# Aim of the exercise:
Whenever a line below holds the word "检验项目", copy that line.

# Recorded data:
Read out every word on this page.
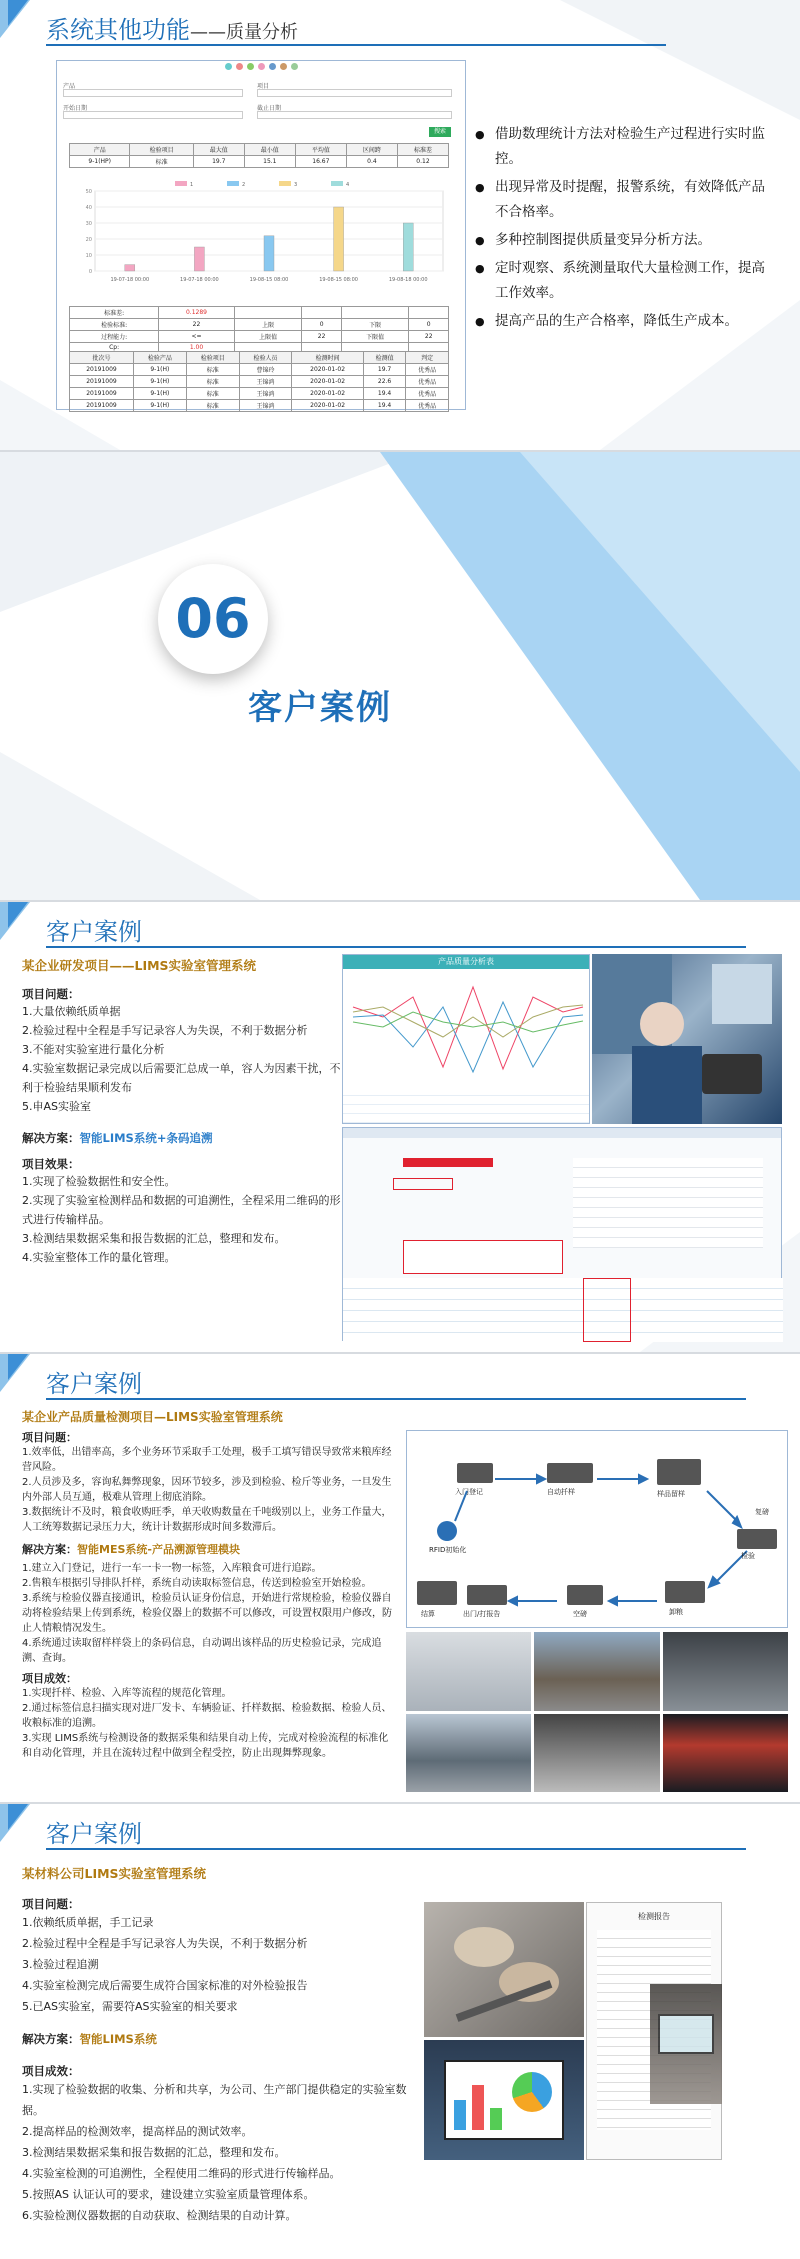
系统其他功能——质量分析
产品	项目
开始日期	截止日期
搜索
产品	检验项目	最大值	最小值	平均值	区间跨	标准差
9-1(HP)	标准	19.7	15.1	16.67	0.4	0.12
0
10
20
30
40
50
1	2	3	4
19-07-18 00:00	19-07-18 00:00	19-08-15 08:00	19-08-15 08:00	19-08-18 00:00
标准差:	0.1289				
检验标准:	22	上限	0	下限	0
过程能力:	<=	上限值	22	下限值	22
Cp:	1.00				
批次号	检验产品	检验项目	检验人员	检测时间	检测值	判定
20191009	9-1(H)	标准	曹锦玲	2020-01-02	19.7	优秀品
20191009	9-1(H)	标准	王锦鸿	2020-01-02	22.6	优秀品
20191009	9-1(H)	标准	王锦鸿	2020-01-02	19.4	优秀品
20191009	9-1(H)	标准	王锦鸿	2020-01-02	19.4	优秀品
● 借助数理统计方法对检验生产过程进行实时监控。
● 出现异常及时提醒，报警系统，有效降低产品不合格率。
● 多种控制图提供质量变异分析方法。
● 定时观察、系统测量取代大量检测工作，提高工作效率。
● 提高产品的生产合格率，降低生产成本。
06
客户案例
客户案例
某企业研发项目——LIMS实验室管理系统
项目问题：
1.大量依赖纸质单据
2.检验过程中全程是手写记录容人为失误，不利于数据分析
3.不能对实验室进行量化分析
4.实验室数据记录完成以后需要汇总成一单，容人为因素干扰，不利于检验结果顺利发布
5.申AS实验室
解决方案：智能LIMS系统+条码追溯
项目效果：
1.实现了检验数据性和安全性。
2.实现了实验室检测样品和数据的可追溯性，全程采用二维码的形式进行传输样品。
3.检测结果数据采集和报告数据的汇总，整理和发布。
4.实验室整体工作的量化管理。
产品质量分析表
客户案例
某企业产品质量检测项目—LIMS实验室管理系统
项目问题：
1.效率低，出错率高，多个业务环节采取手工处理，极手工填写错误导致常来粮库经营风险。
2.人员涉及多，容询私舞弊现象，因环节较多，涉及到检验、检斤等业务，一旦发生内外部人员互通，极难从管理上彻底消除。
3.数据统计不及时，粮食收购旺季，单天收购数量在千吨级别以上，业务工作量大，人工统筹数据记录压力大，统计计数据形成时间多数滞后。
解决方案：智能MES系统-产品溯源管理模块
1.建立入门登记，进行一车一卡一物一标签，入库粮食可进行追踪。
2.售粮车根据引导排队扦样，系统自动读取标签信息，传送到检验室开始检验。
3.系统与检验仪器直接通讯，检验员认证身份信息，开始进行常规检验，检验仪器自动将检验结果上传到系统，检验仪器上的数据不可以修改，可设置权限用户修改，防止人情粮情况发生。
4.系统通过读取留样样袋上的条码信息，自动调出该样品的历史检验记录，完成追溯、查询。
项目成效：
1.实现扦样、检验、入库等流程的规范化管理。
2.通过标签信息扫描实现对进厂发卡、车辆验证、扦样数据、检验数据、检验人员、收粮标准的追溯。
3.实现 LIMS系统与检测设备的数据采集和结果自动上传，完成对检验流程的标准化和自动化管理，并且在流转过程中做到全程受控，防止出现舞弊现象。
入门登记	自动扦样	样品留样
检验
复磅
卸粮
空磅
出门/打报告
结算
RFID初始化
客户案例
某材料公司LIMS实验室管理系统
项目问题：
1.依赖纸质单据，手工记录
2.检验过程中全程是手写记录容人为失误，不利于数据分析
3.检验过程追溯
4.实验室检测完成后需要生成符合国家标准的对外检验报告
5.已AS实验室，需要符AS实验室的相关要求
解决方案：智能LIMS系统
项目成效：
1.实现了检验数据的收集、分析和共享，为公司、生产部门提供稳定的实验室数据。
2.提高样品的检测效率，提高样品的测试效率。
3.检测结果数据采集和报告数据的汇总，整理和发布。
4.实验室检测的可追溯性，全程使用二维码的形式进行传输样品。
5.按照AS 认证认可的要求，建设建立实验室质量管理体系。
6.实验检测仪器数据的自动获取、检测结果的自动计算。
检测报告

--

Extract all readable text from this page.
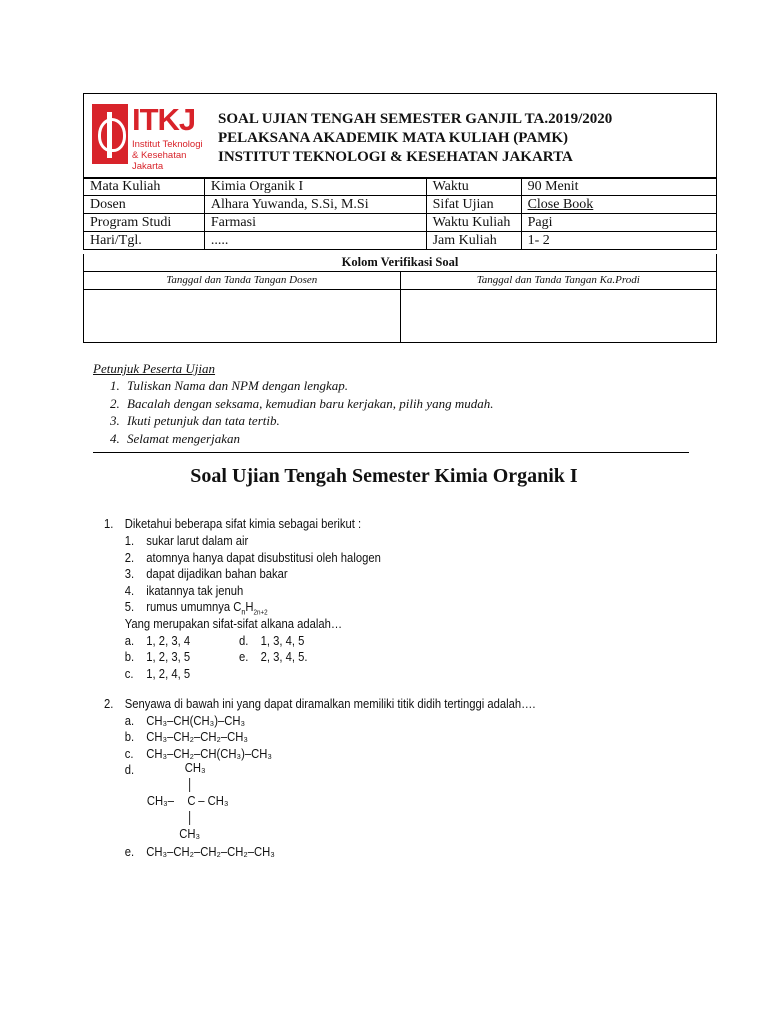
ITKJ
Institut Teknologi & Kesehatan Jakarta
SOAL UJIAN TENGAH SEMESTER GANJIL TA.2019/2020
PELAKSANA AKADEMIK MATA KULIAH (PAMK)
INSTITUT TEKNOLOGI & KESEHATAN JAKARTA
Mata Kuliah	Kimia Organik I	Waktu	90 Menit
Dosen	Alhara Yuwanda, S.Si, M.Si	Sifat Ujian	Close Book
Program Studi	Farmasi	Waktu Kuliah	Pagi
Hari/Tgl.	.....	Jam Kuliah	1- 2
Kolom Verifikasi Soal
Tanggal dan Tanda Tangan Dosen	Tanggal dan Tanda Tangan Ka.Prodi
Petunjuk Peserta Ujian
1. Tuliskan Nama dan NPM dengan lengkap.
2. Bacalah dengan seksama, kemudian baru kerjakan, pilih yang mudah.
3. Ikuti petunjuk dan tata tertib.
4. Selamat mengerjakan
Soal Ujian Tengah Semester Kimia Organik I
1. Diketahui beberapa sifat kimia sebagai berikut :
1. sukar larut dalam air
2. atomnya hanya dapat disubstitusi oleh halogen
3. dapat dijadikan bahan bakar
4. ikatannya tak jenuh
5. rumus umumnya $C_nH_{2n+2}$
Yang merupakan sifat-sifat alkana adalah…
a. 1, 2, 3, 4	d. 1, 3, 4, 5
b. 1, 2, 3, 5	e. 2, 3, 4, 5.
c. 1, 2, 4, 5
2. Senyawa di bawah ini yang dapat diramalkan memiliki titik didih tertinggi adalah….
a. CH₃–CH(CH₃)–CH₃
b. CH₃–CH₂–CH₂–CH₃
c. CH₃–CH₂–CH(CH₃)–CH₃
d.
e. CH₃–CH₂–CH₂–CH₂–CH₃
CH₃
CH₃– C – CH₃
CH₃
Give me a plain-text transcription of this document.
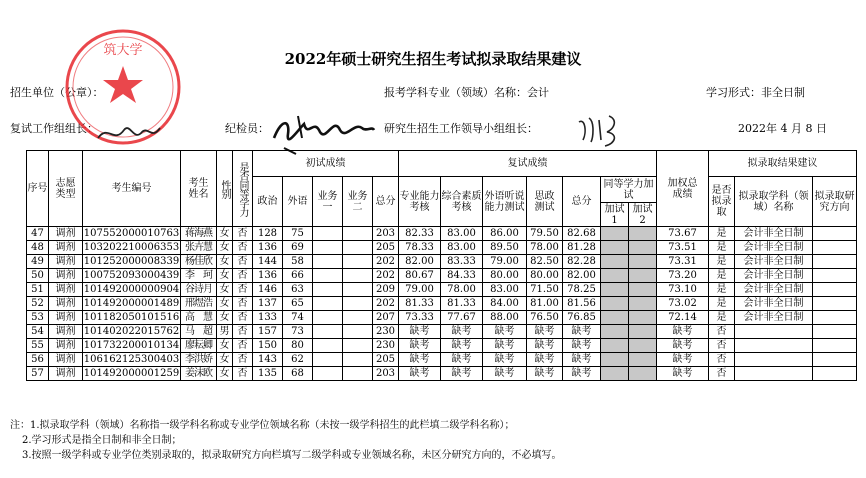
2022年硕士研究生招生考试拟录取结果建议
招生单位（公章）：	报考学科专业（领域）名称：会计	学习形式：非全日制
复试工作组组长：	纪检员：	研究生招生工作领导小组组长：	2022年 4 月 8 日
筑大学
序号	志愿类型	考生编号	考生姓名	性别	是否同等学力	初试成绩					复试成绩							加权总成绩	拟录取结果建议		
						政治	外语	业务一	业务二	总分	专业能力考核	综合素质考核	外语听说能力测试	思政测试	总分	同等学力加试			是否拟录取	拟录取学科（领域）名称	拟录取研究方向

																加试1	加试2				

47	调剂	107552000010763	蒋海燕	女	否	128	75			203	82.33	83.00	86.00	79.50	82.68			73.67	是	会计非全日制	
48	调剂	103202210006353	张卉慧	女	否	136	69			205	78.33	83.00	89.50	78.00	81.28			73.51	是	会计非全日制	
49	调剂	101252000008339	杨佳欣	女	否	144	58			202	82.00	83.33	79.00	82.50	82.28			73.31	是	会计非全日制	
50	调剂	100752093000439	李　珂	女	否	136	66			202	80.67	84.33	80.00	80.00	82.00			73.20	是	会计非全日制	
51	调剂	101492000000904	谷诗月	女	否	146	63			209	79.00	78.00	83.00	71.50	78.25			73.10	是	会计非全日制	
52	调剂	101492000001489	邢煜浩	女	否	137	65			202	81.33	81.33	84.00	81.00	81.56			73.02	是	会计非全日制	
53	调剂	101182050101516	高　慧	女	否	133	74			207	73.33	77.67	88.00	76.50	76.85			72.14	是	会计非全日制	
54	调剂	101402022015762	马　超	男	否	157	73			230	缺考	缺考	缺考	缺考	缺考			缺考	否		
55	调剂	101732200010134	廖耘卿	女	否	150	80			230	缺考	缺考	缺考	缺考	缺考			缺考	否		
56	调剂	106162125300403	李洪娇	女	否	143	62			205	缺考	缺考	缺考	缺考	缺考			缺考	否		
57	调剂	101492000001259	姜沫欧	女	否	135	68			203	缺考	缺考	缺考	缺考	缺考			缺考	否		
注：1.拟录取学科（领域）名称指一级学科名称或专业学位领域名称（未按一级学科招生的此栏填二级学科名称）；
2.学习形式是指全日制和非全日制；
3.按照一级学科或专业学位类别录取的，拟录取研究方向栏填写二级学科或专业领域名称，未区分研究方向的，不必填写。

# Solution:
产品	检验项目	最大值	最小值	平均值	区间跨	标准差
批次号	检验产品	检验项目	检验人员	检测时间	检测值	判定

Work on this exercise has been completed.